§ **Directive**: For each line below that contains the string "ROAD", copy that line.

▼▼▼

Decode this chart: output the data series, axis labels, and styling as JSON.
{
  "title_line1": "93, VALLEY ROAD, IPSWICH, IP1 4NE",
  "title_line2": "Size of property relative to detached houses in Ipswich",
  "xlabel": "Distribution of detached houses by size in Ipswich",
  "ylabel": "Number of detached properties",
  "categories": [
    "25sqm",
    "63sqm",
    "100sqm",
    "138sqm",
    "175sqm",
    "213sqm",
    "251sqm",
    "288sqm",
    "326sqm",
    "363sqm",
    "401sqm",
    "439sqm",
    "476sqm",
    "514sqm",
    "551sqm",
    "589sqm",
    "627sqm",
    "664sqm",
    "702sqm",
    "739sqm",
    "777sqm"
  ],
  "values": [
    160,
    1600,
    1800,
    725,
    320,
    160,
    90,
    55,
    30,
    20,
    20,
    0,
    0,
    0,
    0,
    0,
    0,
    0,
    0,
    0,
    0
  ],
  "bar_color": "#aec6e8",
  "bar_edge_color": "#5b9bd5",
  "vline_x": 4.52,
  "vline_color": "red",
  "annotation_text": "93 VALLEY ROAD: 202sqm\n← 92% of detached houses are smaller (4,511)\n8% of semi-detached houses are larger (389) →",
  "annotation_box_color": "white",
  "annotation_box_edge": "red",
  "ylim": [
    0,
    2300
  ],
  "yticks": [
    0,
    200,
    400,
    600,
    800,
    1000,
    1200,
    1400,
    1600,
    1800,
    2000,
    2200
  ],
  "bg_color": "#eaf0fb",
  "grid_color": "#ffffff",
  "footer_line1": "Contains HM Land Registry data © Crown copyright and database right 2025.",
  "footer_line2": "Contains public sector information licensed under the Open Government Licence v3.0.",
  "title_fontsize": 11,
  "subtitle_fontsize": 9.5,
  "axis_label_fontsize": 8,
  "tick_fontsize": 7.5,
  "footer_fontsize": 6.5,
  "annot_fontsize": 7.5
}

▲▲▲

§ **Exercise response**:
  "title_line1": "93, VALLEY ROAD, IPSWICH, IP1 4NE",
  "annotation_text": "93 VALLEY ROAD: 202sqm\n← 92% of detached houses are smaller (4,511)\n8% of semi-detached houses are larger (389) →",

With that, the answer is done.